(What you are asked to do) Please print exactly the lines running from the one that contains "Convert this document image to plain text." to the end of the data, with both lines included.

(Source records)

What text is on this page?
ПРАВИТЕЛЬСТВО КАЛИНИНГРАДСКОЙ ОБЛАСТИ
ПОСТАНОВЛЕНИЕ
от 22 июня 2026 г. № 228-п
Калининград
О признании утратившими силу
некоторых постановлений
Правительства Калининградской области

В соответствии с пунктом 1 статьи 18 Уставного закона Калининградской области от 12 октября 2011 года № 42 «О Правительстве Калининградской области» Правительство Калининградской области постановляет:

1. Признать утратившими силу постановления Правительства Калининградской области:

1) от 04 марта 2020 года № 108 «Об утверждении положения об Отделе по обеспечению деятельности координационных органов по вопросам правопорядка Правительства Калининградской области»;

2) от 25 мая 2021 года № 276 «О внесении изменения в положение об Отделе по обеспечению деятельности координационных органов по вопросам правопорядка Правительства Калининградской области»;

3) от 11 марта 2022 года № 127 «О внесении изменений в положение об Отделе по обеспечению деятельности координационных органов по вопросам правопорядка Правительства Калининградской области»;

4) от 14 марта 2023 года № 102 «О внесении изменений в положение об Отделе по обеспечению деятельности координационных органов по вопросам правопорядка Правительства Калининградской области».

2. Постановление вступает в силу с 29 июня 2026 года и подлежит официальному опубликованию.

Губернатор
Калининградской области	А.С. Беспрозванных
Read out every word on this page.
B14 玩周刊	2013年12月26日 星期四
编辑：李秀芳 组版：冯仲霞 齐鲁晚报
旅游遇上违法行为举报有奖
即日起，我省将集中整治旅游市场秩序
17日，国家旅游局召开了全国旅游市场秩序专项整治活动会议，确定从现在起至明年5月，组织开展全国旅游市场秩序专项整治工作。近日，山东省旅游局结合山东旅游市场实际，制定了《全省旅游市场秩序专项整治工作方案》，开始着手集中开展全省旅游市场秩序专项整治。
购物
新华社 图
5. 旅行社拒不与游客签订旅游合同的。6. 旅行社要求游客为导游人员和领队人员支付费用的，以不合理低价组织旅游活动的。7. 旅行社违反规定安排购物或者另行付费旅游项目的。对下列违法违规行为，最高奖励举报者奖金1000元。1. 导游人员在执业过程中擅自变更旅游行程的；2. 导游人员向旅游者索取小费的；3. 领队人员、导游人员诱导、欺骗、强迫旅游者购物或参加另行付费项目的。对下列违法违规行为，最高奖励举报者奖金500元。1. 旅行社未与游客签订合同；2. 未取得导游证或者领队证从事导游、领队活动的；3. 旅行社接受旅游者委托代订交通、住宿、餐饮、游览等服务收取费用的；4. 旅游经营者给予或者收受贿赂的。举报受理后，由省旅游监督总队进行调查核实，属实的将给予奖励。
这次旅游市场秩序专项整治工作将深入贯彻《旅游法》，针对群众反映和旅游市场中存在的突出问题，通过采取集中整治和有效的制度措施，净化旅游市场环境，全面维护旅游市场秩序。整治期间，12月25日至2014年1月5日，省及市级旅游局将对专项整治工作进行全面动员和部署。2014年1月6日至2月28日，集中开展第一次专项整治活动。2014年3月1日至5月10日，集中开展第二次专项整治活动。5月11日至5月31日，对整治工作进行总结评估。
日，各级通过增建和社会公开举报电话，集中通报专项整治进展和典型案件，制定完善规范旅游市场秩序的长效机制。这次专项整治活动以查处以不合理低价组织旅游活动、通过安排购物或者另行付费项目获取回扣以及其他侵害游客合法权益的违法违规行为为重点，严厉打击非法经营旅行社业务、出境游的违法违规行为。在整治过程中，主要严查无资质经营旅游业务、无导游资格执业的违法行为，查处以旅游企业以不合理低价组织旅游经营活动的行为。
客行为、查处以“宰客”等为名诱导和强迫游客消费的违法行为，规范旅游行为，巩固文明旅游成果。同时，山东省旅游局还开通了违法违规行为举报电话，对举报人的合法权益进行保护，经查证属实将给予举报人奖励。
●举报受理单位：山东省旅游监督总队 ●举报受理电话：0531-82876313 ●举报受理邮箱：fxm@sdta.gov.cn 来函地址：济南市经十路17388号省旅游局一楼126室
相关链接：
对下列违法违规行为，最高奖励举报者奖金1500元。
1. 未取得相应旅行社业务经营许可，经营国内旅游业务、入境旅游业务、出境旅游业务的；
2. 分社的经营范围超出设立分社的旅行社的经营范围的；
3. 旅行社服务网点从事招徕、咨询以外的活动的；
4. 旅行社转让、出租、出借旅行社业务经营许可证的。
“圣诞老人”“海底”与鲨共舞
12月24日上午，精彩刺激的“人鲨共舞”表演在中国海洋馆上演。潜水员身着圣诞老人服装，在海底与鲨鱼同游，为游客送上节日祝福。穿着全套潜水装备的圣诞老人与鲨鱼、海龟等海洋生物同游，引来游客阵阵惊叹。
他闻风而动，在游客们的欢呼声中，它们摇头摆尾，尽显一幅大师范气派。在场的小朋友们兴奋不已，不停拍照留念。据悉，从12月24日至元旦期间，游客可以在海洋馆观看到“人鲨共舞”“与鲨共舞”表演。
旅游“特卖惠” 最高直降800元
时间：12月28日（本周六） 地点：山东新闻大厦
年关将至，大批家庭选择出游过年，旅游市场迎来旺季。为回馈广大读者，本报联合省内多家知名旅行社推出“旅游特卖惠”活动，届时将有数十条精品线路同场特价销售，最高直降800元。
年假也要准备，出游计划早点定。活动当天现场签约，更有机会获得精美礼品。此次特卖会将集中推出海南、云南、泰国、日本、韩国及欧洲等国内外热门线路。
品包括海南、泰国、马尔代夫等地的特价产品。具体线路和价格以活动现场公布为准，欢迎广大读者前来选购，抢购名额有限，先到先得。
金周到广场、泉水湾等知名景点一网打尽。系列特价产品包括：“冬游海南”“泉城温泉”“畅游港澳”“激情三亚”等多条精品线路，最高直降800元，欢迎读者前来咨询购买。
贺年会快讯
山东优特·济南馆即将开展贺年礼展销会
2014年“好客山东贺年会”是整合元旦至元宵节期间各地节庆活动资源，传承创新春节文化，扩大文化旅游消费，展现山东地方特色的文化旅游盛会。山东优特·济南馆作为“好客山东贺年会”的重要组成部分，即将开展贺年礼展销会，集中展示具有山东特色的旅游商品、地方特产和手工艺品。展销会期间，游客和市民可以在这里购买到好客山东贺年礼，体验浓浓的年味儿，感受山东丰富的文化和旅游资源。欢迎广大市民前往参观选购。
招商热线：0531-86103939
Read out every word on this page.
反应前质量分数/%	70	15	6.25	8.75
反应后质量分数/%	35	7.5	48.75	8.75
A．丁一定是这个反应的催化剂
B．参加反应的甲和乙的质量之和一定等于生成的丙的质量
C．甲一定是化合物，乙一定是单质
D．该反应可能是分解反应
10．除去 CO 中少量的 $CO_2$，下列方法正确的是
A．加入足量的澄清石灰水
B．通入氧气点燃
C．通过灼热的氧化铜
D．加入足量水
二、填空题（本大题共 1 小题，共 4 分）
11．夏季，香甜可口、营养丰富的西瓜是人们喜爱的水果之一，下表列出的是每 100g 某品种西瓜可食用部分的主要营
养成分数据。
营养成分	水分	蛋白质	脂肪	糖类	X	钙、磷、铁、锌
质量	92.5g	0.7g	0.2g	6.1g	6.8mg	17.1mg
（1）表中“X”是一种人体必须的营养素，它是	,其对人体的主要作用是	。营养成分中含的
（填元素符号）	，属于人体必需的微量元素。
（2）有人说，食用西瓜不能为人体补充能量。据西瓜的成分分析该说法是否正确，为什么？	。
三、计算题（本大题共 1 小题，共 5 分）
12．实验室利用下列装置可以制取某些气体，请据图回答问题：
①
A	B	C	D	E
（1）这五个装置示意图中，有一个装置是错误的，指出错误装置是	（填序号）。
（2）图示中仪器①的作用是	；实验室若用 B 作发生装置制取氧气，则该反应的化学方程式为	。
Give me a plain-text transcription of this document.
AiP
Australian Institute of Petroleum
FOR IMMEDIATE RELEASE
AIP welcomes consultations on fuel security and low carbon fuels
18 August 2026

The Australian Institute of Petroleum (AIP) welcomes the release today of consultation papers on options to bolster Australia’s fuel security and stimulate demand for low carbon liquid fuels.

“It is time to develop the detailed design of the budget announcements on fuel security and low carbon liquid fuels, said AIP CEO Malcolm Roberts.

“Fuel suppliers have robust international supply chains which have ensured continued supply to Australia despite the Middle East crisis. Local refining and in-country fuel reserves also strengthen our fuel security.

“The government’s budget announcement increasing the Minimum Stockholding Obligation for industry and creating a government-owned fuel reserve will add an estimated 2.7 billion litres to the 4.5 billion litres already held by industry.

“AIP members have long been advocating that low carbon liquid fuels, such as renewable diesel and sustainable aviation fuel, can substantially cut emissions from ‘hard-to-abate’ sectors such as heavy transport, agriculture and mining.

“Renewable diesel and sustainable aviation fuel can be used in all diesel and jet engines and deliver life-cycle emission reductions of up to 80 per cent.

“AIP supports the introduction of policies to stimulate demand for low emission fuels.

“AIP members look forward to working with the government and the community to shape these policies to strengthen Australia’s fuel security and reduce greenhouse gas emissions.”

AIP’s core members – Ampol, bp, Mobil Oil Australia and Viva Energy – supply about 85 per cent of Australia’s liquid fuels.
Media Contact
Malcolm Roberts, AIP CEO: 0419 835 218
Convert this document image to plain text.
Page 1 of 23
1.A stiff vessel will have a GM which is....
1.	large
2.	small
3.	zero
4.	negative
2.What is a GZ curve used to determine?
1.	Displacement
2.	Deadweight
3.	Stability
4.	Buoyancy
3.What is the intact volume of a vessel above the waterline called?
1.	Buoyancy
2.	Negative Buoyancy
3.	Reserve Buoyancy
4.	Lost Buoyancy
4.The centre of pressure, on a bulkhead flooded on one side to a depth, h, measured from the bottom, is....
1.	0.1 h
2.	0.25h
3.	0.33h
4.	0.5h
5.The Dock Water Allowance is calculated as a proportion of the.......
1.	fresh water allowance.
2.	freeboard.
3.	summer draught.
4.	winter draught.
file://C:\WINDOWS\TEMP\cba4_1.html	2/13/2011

(Solution to this task)
Convert this document image to plain text.
Page 1 of 23
1.A stiff vessel will have a GM which is....
1.	large
2.	small
3.	zero
4.	negative
2.What is a GZ curve used to determine?
1.	Displacement
2.	Deadweight
3.	Stability
4.	Buoyancy
3.What is the intact volume of a vessel above the waterline called?
1.	Buoyancy
2.	Negative Buoyancy
3.	Reserve Buoyancy
4.	Lost Buoyancy
4.The centre of pressure, on a bulkhead flooded on one side to a depth, h, measured from the bottom, is....
1.	0.1 h
2.	0.25h
3.	0.33h
4.	0.5h
5.The Dock Water Allowance is calculated as a proportion of the.......
1.	fresh water allowance.
2.	freeboard.
3.	summer draught.
4.	winter draught.
file://C:\WINDOWS\TEMP\cba4_1.html	2/13/2011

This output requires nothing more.